## [TASK REQUIREMENTS]
Leave out the pictures and copy everything else below exactly.
***** INPUT MATERIAL *****
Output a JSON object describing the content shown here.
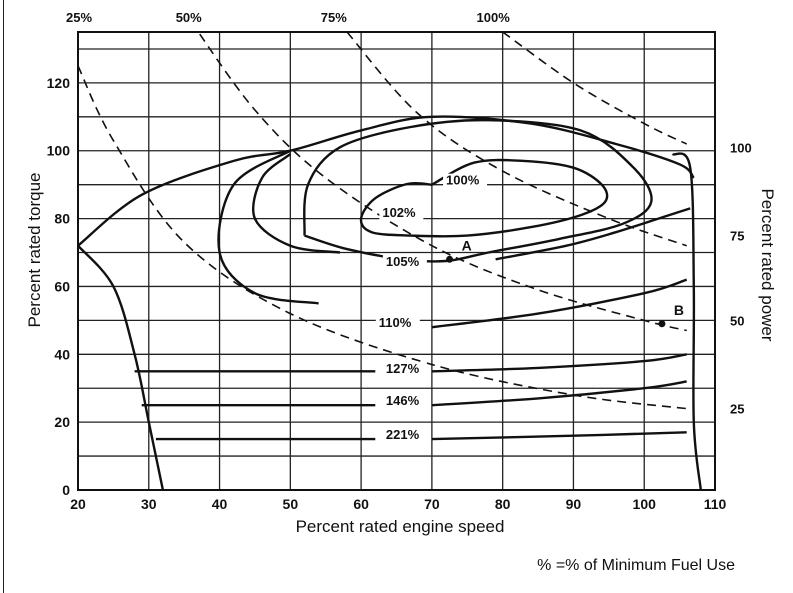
{
  "chart_data": {
    "type": "contour",
    "title": "",
    "xlabel": "Percent rated engine speed",
    "ylabel": "Percent rated torque",
    "y2label": "Percent rated power",
    "xlim": [
      20,
      110
    ],
    "ylim": [
      0,
      135
    ],
    "xticks": [
      "20",
      "30",
      "40",
      "50",
      "60",
      "70",
      "80",
      "90",
      "100",
      "110"
    ],
    "yticks": [
      {
        "value": 0,
        "label": "0"
      },
      {
        "value": 20,
        "label": "20"
      },
      {
        "value": 40,
        "label": "40"
      },
      {
        "value": 60,
        "label": "60"
      },
      {
        "value": 80,
        "label": "80"
      },
      {
        "value": 100,
        "label": "100"
      },
      {
        "value": 120,
        "label": "120"
      }
    ],
    "grid": true,
    "note": "% =% of Minimum Fuel Use",
    "fuel_contours": [
      {
        "label": "100%",
        "label_at": [
          72,
          90
        ],
        "points": [
          [
            70,
            90
          ],
          [
            66.5,
            90.2
          ],
          [
            62,
            86
          ],
          [
            60,
            80
          ],
          [
            61.5,
            76
          ],
          [
            67,
            75
          ],
          [
            75,
            75
          ],
          [
            84,
            77.5
          ],
          [
            91,
            81
          ],
          [
            94.5,
            85
          ],
          [
            94,
            90
          ],
          [
            90,
            95
          ],
          [
            83,
            97
          ],
          [
            76,
            96.5
          ],
          [
            70,
            90
          ]
        ]
      },
      {
        "label": "102%",
        "label_at": [
          63,
          80.5
        ],
        "points": [
          [
            52,
            75
          ],
          [
            52.5,
            90
          ],
          [
            57,
            101
          ],
          [
            67,
            107
          ],
          [
            78,
            109
          ],
          [
            91,
            106
          ],
          [
            98.5,
            95
          ],
          [
            101,
            85
          ],
          [
            97,
            78.5
          ],
          [
            88,
            74
          ],
          [
            78,
            70
          ],
          [
            72,
            67.5
          ],
          [
            66,
            68
          ],
          [
            58,
            71
          ],
          [
            52,
            75
          ]
        ]
      },
      {
        "label": "105%",
        "label_at": [
          63.5,
          66
        ],
        "points": [
          [
            79,
            68
          ],
          [
            89,
            72
          ],
          [
            96,
            76
          ],
          [
            102,
            80
          ],
          [
            106.5,
            83
          ]
        ]
      },
      {
        "label": "110%",
        "label_at": [
          62.5,
          48
        ],
        "points": [
          [
            20,
            72
          ],
          [
            29,
            87
          ],
          [
            42,
            97
          ],
          [
            50,
            100
          ],
          [
            60,
            106
          ],
          [
            70,
            110
          ],
          [
            84,
            108
          ],
          [
            96,
            102
          ],
          [
            105,
            96
          ],
          [
            107,
            92
          ]
        ]
      },
      {
        "label": "127%",
        "label_at": [
          63.5,
          34.5
        ],
        "points": [
          [
            28,
            35
          ],
          [
            62,
            35
          ]
        ]
      },
      {
        "label": "146%",
        "label_at": [
          63.5,
          25
        ],
        "points": [
          [
            29,
            25
          ],
          [
            62,
            25
          ]
        ]
      },
      {
        "label": "221%",
        "label_at": [
          63.5,
          15
        ],
        "points": [
          [
            31,
            15
          ],
          [
            62,
            15
          ]
        ]
      }
    ],
    "power_curves": [
      {
        "label": "25%",
        "points": [
          [
            20,
            125
          ],
          [
            25,
            103
          ],
          [
            35,
            73
          ],
          [
            50,
            52
          ],
          [
            70,
            37
          ],
          [
            90,
            28
          ],
          [
            106,
            24
          ]
        ]
      },
      {
        "label": "50%",
        "points": [
          [
            36,
            138
          ],
          [
            45,
            112
          ],
          [
            55,
            92
          ],
          [
            70,
            72
          ],
          [
            85,
            59
          ],
          [
            100,
            50
          ],
          [
            106,
            47
          ]
        ]
      },
      {
        "label": "75%",
        "points": [
          [
            58,
            135
          ],
          [
            68,
            111
          ],
          [
            80,
            94
          ],
          [
            95,
            80
          ],
          [
            106,
            72
          ]
        ]
      },
      {
        "label": "100%",
        "points": [
          [
            80,
            135
          ],
          [
            90,
            120
          ],
          [
            100,
            108
          ],
          [
            106,
            102
          ]
        ]
      }
    ],
    "power_right_labels": [
      {
        "label": "100",
        "y": 101
      },
      {
        "label": "75",
        "y": 75
      },
      {
        "label": "50",
        "y": 50
      },
      {
        "label": "25",
        "y": 24
      }
    ],
    "points": [
      {
        "label": "A",
        "x": 72.5,
        "y": 68
      },
      {
        "label": "B",
        "x": 102.5,
        "y": 49
      }
    ]
  }
}
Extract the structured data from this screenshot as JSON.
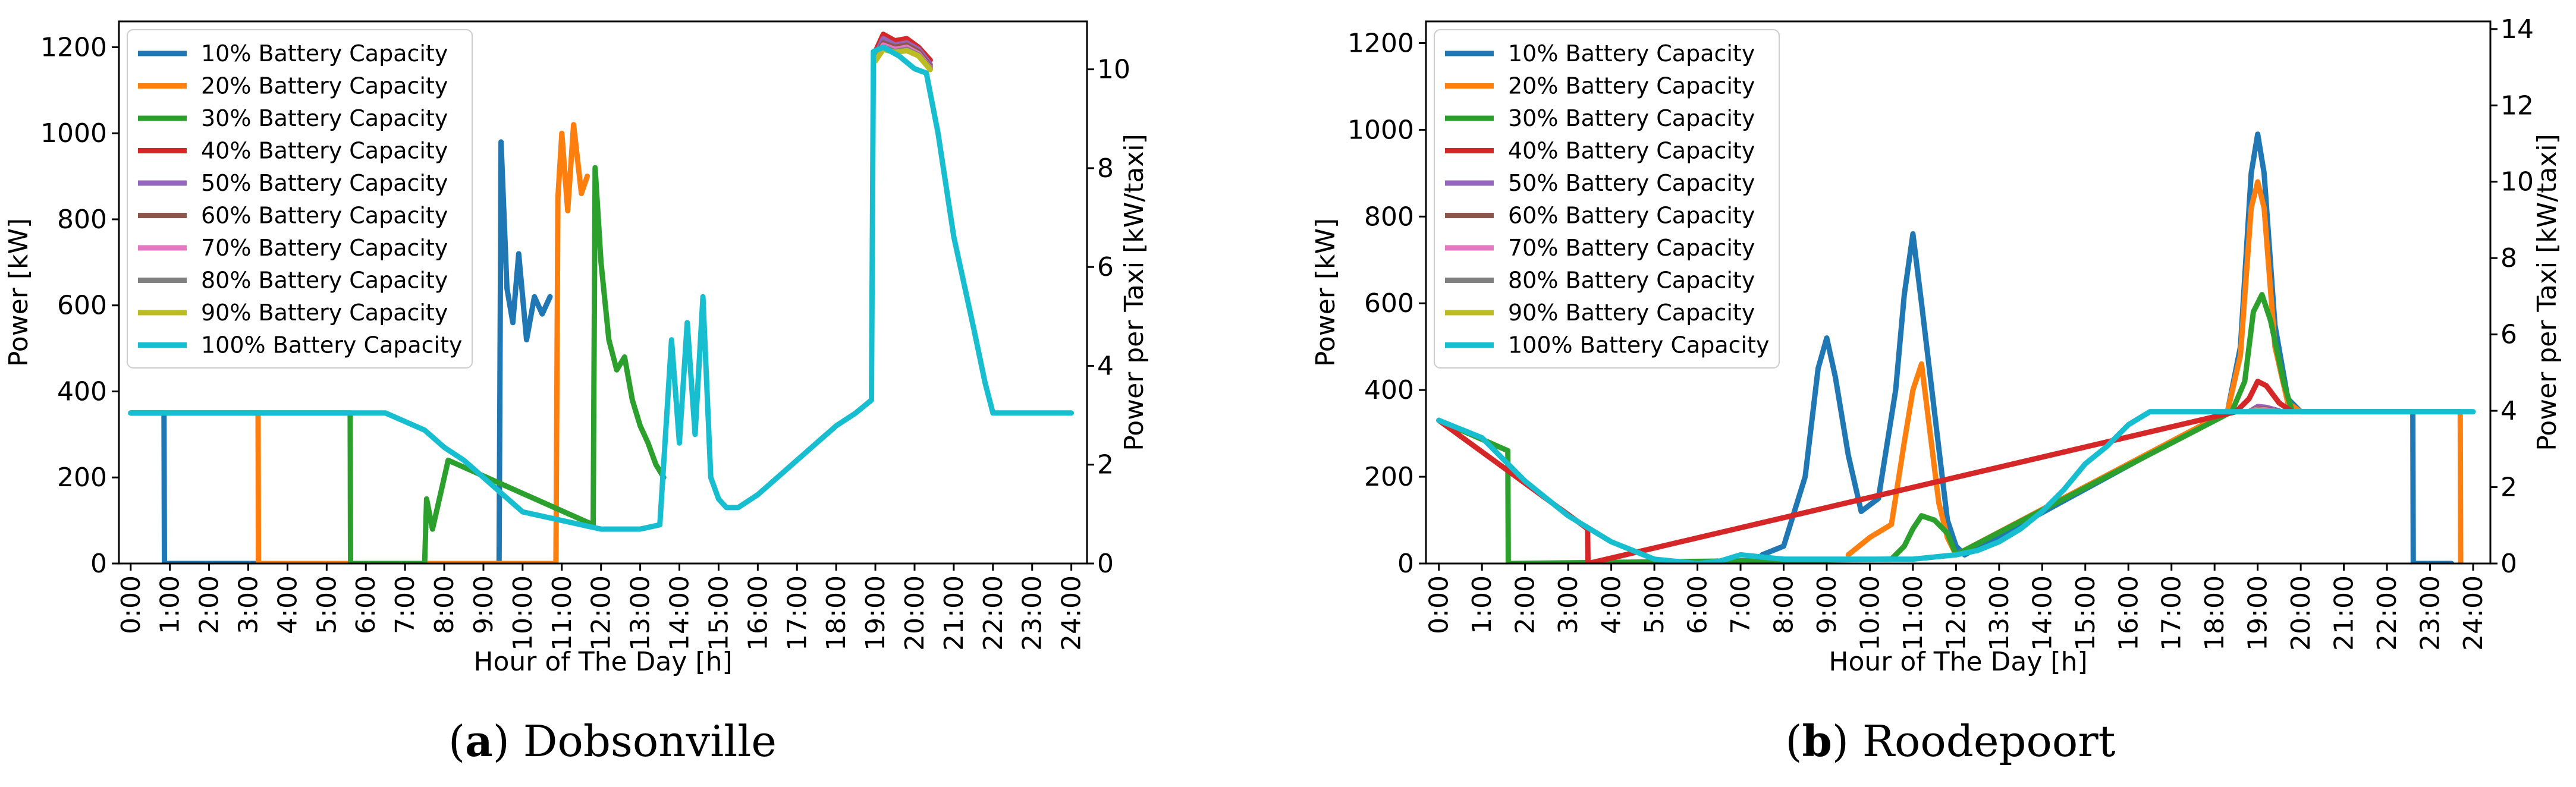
*****
## [PROBLEM SOLUTION]
Output a JSON object describing the content shown here.
{
  "chart_data": {
    "type": "contour",
    "title": "",
    "xlabel": "Percent rated engine speed",
    "ylabel": "Percent rated torque",
    "y2label": "Percent rated power",
    "xlim": [
      20,
      110
    ],
    "ylim": [
      0,
      135
    ],
    "xticks": [
      "20",
      "30",
      "40",
      "50",
      "60",
      "70",
      "80",
      "90",
      "100",
      "110"
    ],
    "yticks": [
      {
        "value": 0,
        "label": "0"
      },
      {
        "value": 20,
        "label": "20"
      },
      {
        "value": 40,
        "label": "40"
      },
      {
        "value": 60,
        "label": "60"
      },
      {
        "value": 80,
        "label": "80"
      },
      {
        "value": 100,
        "label": "100"
      },
      {
        "value": 120,
        "label": "120"
      }
    ],
    "grid": true,
    "note": "% =% of Minimum Fuel Use",
    "fuel_contours": [
      {
        "label": "100%",
        "label_at": [
          72,
          90
        ],
        "points": [
          [
            70,
            90
          ],
          [
            66.5,
            90.2
          ],
          [
            62,
            86
          ],
          [
            60,
            80
          ],
          [
            61.5,
            76
          ],
          [
            67,
            75
          ],
          [
            75,
            75
          ],
          [
            84,
            77.5
          ],
          [
            91,
            81
          ],
          [
            94.5,
            85
          ],
          [
            94,
            90
          ],
          [
            90,
            95
          ],
          [
            83,
            97
          ],
          [
            76,
            96.5
          ],
          [
            70,
            90
          ]
        ]
      },
      {
        "label": "102%",
        "label_at": [
          63,
          80.5
        ],
        "points": [
          [
            52,
            75
          ],
          [
            52.5,
            90
          ],
          [
            57,
            101
          ],
          [
            67,
            107
          ],
          [
            78,
            109
          ],
          [
            91,
            106
          ],
          [
            98.5,
            95
          ],
          [
            101,
            85
          ],
          [
            97,
            78.5
          ],
          [
            88,
            74
          ],
          [
            78,
            70
          ],
          [
            72,
            67.5
          ],
          [
            66,
            68
          ],
          [
            58,
            71
          ],
          [
            52,
            75
          ]
        ]
      },
      {
        "label": "105%",
        "label_at": [
          63.5,
          66
        ],
        "points": [
          [
            79,
            68
          ],
          [
            89,
            72
          ],
          [
            96,
            76
          ],
          [
            102,
            80
          ],
          [
            106.5,
            83
          ]
        ]
      },
      {
        "label": "110%",
        "label_at": [
          62.5,
          48
        ],
        "points": [
          [
            20,
            72
          ],
          [
            29,
            87
          ],
          [
            42,
            97
          ],
          [
            50,
            100
          ],
          [
            60,
            106
          ],
          [
            70,
            110
          ],
          [
            84,
            108
          ],
          [
            96,
            102
          ],
          [
            105,
            96
          ],
          [
            107,
            92
          ]
        ]
      },
      {
        "label": "127%",
        "label_at": [
          63.5,
          34.5
        ],
        "points": [
          [
            28,
            35
          ],
          [
            62,
            35
          ]
        ]
      },
      {
        "label": "146%",
        "label_at": [
          63.5,
          25
        ],
        "points": [
          [
            29,
            25
          ],
          [
            62,
            25
          ]
        ]
      },
      {
        "label": "221%",
        "label_at": [
          63.5,
          15
        ],
        "points": [
          [
            31,
            15
          ],
          [
            62,
            15
          ]
        ]
      }
    ],
    "power_curves": [
      {
        "label": "25%",
        "points": [
          [
            20,
            125
          ],
          [
            25,
            103
          ],
          [
            35,
            73
          ],
          [
            50,
            52
          ],
          [
            70,
            37
          ],
          [
            90,
            28
          ],
          [
            106,
            24
          ]
        ]
      },
      {
        "label": "50%",
        "points": [
          [
            36,
            138
          ],
          [
            45,
            112
          ],
          [
            55,
            92
          ],
          [
            70,
            72
          ],
          [
            85,
            59
          ],
          [
            100,
            50
          ],
          [
            106,
            47
          ]
        ]
      },
      {
        "label": "75%",
        "points": [
          [
            58,
            135
          ],
          [
            68,
            111
          ],
          [
            80,
            94
          ],
          [
            95,
            80
          ],
          [
            106,
            72
          ]
        ]
      },
      {
        "label": "100%",
        "points": [
          [
            80,
            135
          ],
          [
            90,
            120
          ],
          [
            100,
            108
          ],
          [
            106,
            102
          ]
        ]
      }
    ],
    "power_right_labels": [
      {
        "label": "100",
        "y": 101
      },
      {
        "label": "75",
        "y": 75
      },
      {
        "label": "50",
        "y": 50
      },
      {
        "label": "25",
        "y": 24
      }
    ],
    "points": [
      {
        "label": "A",
        "x": 72.5,
        "y": 68
      },
      {
        "label": "B",
        "x": 102.5,
        "y": 49
      }
    ]
  }
}
Extract the structured data from this screenshot as JSON.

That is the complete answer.